(Dataset records)
----

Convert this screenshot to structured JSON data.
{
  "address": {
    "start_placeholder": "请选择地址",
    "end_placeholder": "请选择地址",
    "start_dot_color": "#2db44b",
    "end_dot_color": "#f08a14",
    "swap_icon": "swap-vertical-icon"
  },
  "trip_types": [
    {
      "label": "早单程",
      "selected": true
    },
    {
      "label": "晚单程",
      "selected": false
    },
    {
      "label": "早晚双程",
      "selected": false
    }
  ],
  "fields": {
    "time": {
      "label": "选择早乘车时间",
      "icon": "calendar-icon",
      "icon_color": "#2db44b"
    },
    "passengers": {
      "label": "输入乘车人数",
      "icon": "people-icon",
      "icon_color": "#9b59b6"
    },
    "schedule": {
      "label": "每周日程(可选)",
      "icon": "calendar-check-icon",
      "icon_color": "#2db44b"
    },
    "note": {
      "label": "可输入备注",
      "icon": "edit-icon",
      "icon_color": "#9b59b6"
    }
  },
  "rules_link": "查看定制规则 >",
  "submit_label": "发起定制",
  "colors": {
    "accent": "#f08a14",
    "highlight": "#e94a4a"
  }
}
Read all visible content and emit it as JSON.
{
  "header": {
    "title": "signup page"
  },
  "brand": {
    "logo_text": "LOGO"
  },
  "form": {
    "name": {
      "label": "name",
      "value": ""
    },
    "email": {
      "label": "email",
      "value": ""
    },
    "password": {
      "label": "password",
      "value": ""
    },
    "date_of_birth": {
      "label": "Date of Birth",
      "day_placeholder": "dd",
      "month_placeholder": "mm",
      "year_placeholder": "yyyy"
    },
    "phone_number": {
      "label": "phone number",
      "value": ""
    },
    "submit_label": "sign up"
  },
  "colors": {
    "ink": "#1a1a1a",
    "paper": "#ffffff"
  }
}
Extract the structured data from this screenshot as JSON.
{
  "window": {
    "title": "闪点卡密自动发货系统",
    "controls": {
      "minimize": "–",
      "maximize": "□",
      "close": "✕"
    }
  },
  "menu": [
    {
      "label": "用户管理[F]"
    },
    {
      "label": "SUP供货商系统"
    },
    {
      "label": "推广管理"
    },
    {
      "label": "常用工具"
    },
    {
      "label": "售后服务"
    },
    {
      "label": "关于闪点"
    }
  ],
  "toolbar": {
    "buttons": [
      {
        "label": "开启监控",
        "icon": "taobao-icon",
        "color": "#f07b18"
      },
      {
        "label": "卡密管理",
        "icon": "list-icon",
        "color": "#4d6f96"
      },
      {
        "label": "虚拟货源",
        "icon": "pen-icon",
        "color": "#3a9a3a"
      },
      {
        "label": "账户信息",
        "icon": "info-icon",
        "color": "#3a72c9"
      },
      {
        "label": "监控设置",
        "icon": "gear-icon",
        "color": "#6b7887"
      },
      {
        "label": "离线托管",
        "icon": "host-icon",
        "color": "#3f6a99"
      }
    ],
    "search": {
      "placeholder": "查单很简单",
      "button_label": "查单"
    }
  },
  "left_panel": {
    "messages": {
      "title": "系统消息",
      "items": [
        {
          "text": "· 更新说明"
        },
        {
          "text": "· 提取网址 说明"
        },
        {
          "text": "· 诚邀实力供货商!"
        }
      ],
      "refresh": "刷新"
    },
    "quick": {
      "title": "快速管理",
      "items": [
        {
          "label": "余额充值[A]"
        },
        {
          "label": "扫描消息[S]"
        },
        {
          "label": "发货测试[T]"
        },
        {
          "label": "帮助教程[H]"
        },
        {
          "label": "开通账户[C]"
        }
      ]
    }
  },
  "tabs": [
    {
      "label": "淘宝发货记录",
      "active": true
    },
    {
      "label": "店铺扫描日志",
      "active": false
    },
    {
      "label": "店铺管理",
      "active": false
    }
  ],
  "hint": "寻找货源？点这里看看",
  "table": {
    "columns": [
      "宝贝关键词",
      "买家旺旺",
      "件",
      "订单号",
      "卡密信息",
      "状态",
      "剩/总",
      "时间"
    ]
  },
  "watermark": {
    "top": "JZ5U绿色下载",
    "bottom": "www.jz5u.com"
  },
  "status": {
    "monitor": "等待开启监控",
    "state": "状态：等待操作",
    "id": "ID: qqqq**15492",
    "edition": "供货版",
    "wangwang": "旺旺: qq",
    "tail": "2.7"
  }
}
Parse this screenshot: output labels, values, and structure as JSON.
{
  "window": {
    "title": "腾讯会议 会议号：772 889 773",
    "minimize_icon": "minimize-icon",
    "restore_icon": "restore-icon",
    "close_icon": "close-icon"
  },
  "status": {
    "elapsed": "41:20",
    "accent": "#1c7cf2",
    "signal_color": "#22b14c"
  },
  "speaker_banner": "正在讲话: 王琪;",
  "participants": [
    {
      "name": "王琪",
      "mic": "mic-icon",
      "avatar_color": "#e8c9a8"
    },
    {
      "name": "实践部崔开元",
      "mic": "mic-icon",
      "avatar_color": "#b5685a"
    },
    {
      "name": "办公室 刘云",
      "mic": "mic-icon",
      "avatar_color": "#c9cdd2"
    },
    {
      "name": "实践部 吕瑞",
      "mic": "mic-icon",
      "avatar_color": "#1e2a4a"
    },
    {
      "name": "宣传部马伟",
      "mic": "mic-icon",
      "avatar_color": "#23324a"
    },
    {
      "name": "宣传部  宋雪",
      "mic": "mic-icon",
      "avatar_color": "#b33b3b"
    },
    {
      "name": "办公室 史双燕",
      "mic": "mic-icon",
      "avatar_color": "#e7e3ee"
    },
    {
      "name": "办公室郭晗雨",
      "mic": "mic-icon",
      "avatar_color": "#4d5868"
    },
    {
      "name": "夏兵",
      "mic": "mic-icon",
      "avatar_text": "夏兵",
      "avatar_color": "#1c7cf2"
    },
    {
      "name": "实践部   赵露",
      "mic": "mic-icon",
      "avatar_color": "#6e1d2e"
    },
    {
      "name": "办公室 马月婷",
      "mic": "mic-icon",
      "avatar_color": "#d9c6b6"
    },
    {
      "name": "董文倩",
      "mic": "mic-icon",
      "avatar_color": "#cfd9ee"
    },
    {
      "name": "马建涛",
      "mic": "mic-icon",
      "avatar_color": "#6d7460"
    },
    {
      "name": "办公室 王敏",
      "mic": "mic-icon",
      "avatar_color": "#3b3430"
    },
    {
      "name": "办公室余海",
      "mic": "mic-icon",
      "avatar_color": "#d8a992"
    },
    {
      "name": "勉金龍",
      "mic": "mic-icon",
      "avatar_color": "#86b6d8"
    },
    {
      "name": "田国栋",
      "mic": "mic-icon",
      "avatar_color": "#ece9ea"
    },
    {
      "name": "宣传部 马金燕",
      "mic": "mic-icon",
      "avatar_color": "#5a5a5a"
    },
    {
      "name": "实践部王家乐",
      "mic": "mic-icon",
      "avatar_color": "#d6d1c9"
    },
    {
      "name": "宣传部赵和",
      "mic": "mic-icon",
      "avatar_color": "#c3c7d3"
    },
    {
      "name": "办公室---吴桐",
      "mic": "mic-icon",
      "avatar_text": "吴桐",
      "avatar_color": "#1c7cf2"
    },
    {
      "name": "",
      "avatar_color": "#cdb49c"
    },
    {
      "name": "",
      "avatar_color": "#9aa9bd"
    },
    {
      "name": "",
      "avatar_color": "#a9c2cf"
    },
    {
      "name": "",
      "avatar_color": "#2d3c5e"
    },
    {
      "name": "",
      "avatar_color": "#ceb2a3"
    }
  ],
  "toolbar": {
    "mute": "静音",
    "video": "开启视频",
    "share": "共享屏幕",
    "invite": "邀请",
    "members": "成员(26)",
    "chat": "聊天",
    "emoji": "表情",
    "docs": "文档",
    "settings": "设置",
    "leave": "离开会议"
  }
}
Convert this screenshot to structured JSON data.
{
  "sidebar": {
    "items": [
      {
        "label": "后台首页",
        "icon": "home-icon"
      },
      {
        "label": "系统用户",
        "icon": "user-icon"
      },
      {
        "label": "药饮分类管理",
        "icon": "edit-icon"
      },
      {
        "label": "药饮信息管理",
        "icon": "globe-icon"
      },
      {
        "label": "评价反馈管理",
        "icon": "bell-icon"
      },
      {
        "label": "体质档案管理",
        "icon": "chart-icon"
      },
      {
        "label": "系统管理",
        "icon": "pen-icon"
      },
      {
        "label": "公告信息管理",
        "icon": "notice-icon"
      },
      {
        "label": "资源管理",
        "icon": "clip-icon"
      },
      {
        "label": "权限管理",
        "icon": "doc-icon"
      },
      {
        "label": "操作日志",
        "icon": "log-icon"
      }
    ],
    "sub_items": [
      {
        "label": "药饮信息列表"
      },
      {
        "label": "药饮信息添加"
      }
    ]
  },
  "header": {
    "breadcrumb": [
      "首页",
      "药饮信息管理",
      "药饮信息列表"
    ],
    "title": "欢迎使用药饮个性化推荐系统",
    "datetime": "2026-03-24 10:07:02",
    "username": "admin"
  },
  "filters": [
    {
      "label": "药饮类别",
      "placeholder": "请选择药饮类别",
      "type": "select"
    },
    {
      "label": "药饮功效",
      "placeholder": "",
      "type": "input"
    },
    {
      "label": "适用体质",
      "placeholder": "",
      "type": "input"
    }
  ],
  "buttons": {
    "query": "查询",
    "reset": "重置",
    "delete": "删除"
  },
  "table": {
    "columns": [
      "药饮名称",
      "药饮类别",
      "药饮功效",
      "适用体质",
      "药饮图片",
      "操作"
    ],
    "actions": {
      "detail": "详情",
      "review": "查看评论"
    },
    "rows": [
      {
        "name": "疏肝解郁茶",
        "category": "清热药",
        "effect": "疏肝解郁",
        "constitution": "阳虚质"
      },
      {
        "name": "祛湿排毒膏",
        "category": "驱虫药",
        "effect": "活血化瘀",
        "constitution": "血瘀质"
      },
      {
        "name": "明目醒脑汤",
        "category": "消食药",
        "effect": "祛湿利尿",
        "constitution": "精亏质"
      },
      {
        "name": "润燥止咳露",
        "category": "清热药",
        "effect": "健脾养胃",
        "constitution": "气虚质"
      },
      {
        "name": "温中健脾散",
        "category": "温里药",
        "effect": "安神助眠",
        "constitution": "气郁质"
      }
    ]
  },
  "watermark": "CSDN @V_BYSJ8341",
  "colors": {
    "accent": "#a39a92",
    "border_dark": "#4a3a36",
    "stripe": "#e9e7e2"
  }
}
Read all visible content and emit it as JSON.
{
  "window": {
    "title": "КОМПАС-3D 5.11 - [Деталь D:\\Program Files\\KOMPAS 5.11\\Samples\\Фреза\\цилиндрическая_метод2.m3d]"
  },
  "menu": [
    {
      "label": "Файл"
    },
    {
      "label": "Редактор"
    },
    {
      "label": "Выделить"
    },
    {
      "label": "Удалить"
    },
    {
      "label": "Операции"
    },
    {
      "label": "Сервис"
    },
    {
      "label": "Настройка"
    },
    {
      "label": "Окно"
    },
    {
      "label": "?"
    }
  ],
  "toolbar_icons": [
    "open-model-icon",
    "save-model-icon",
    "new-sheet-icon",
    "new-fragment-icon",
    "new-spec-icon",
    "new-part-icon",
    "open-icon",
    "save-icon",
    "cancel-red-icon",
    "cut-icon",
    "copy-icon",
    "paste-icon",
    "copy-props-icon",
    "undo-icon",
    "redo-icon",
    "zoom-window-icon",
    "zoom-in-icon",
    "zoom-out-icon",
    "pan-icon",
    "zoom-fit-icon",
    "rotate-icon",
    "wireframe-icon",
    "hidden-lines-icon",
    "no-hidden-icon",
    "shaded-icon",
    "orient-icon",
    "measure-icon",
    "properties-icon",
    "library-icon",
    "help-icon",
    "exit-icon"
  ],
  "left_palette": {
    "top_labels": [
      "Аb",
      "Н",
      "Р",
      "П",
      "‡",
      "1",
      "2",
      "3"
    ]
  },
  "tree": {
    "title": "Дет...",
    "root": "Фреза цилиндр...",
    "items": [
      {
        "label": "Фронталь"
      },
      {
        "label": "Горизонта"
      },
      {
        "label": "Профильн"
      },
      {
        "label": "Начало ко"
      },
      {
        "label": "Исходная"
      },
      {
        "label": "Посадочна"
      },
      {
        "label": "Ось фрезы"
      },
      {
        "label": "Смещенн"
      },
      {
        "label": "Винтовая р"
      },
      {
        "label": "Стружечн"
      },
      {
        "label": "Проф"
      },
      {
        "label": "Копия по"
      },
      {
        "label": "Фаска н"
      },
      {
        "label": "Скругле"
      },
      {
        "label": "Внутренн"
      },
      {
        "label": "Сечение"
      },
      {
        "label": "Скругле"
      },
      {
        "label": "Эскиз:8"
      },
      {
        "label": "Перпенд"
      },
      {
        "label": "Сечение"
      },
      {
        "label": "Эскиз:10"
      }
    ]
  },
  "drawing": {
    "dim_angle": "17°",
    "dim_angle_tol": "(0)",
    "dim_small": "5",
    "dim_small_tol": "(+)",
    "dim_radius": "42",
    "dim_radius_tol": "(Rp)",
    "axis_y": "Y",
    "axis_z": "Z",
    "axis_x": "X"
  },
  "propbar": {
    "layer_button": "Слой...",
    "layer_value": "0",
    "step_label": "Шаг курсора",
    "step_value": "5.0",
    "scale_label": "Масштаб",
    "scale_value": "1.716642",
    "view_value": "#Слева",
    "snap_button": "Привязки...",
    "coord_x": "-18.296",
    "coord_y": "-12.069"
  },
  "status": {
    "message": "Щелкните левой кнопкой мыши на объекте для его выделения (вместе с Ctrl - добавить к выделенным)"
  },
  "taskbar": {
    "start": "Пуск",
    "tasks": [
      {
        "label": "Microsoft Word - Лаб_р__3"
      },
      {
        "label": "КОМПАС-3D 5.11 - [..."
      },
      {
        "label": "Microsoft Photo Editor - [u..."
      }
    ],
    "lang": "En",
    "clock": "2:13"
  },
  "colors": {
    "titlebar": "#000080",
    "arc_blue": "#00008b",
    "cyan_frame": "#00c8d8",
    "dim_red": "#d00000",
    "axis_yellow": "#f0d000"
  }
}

----

◆ **PROBLEM STATEMENT**: Pull every line containing "请选择地址" out of the data above.

◆ **TASK RESULT**:
    "start_placeholder": "请选择地址",
    "end_placeholder": "请选择地址",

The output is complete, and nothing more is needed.